## Set exercise
Where the string "aaaaaa" occurs in the material below, report the whole line.

## Listed records

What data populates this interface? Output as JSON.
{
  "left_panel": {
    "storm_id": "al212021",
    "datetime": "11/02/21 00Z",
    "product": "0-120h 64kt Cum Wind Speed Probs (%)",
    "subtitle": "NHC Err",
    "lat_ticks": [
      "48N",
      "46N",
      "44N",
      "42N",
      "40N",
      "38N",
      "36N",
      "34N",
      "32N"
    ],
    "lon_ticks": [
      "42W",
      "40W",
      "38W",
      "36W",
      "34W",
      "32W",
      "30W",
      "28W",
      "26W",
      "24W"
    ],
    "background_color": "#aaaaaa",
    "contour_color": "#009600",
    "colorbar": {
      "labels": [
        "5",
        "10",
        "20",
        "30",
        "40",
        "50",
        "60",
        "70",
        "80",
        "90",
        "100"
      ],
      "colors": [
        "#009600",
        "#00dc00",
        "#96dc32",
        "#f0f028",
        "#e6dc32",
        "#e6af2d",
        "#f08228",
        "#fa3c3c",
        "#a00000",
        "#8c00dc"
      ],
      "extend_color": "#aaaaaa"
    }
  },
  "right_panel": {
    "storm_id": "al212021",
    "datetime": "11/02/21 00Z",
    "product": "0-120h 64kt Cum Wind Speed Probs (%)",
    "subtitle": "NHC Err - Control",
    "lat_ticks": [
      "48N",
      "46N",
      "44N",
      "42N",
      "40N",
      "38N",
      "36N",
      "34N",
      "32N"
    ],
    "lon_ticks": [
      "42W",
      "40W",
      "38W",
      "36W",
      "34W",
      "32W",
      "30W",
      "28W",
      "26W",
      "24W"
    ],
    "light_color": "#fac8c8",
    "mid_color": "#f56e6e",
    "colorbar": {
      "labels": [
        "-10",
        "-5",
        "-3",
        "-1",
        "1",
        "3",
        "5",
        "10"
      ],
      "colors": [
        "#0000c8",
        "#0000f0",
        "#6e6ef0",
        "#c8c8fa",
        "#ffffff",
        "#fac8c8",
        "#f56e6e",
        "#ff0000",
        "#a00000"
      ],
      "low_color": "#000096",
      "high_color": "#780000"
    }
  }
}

## Expected answer
    "background_color": "#aaaaaa",
      "extend_color": "#aaaaaa"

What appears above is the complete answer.